■ **Task to complete**: Assemble all lines in which the string "this" appears.

##### Records provided

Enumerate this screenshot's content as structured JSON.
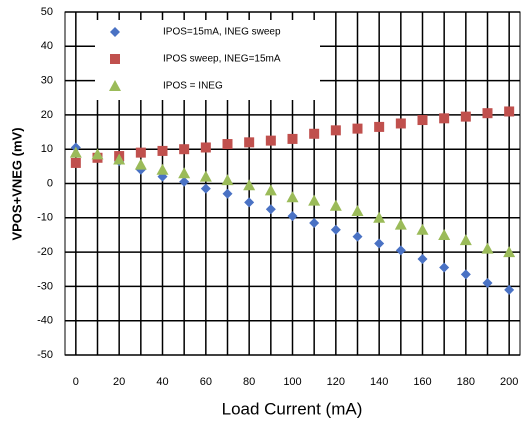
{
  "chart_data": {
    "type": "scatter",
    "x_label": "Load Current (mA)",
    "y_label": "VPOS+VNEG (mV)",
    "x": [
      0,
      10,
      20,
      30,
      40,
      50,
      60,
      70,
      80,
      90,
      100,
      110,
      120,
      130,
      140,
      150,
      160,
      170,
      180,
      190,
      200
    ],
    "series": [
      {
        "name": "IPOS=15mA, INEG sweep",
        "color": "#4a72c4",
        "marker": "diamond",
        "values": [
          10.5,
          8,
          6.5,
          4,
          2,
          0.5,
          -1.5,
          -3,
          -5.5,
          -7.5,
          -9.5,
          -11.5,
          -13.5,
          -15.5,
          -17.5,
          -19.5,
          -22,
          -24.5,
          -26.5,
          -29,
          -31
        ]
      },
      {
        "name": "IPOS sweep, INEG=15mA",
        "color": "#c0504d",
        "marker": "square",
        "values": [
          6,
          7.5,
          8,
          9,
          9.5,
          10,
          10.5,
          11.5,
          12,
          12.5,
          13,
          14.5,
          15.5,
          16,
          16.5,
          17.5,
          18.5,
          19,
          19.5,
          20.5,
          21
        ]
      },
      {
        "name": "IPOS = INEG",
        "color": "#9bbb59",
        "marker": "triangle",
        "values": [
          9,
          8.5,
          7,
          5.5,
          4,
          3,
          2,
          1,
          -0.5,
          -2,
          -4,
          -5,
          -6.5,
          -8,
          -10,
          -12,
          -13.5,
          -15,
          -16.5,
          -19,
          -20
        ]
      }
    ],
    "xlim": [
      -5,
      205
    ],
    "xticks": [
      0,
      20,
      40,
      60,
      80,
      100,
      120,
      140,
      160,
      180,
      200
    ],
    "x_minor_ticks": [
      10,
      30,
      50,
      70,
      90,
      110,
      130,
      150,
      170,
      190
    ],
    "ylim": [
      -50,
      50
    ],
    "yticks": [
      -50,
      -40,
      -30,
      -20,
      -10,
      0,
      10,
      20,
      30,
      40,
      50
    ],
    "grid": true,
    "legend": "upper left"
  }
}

##########
##### Records provided

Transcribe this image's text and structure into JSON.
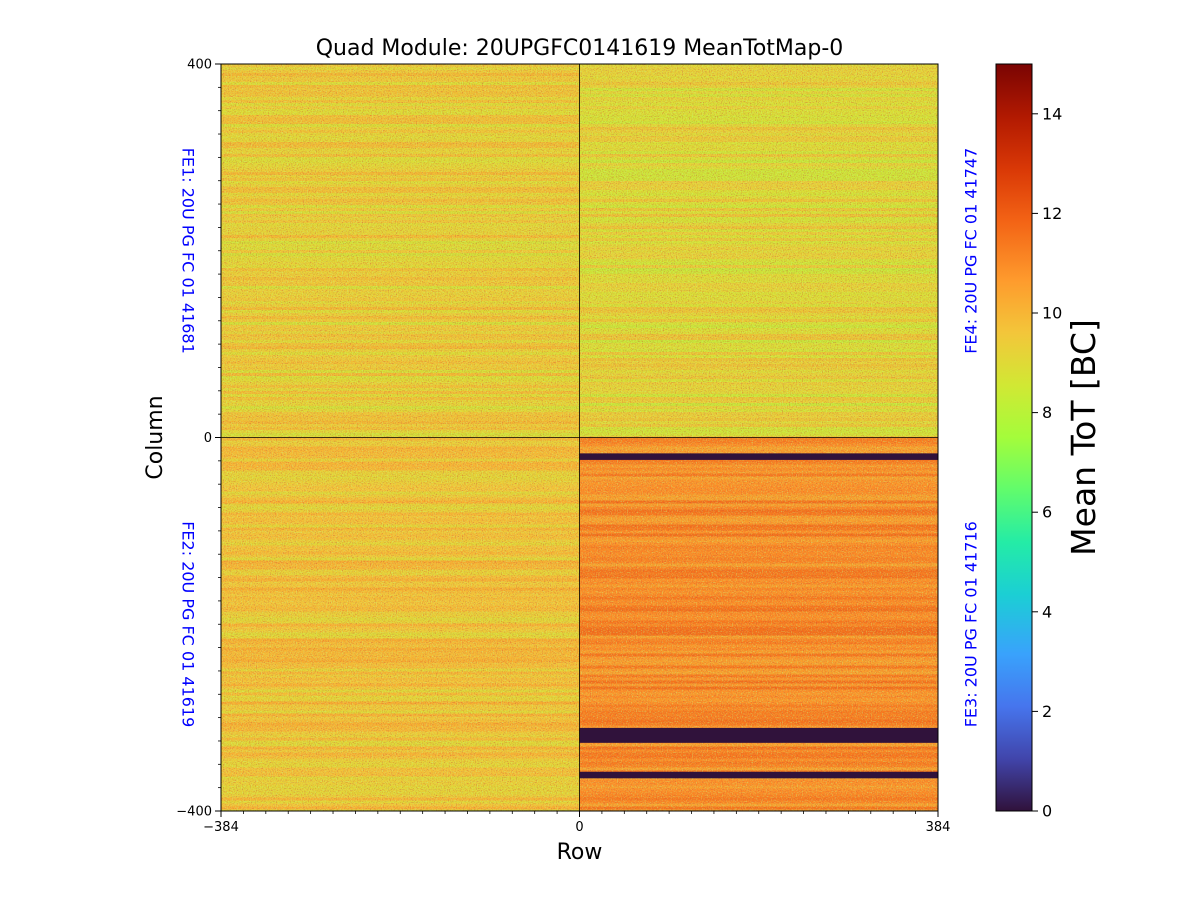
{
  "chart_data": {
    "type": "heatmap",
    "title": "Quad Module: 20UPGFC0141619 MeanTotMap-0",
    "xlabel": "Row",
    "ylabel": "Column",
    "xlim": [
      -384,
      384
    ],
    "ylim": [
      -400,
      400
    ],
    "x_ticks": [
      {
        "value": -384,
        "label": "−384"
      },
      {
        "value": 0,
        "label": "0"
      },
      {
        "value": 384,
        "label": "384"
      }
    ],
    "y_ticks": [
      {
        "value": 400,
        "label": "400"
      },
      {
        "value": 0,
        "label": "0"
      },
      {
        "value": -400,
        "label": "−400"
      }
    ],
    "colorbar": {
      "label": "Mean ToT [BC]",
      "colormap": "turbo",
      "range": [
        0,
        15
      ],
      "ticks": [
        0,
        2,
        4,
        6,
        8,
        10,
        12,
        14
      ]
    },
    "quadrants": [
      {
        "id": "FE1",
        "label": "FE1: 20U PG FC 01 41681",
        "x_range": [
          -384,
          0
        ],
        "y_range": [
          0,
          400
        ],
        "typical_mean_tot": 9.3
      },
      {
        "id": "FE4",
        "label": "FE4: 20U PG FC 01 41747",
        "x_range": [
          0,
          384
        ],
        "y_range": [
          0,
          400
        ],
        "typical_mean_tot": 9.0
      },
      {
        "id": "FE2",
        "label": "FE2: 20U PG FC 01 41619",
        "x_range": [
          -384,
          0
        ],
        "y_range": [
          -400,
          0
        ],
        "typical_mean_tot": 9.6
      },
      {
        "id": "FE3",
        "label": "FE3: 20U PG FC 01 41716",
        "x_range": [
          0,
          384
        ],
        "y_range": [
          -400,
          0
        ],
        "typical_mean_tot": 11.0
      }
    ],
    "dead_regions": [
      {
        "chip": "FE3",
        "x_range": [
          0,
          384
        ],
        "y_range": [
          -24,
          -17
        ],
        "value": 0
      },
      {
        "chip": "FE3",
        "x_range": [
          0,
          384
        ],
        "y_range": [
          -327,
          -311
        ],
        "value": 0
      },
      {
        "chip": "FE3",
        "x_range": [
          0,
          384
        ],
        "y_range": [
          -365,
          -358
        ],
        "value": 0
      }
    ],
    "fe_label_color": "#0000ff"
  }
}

##########

■ **Solved problem**:
Enumerate this screenshot's content as structured JSON.
Transcribe this image's text and structure into JSON.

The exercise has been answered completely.